╭─ MATERIAL FOR THIS TASK
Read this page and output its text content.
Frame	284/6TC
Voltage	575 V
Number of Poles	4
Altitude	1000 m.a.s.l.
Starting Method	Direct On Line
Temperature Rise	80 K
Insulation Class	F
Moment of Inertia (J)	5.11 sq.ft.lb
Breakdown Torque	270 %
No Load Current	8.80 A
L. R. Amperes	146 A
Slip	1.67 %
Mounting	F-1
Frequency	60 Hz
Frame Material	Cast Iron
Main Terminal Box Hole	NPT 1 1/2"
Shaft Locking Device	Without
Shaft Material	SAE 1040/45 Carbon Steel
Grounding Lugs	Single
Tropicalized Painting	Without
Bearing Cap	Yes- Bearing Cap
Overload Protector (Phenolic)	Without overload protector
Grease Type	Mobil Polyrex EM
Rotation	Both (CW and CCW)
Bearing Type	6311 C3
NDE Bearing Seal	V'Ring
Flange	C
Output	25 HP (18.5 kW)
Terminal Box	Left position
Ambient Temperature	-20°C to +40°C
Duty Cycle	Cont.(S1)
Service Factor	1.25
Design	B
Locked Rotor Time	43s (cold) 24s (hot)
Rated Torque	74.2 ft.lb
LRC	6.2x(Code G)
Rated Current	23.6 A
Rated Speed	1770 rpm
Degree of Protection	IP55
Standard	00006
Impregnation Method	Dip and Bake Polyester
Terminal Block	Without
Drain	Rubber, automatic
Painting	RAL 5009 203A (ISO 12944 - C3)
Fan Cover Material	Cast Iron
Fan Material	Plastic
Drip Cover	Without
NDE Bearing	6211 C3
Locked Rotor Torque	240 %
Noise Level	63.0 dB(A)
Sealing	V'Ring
╰─
THE REQUEST - Pull out each line of the listing that holds the string "Painting".

EXERCISE OUTPUT -
Tropicalized Painting	Without
Painting	RAL 5009 203A (ISO 12944 - C3)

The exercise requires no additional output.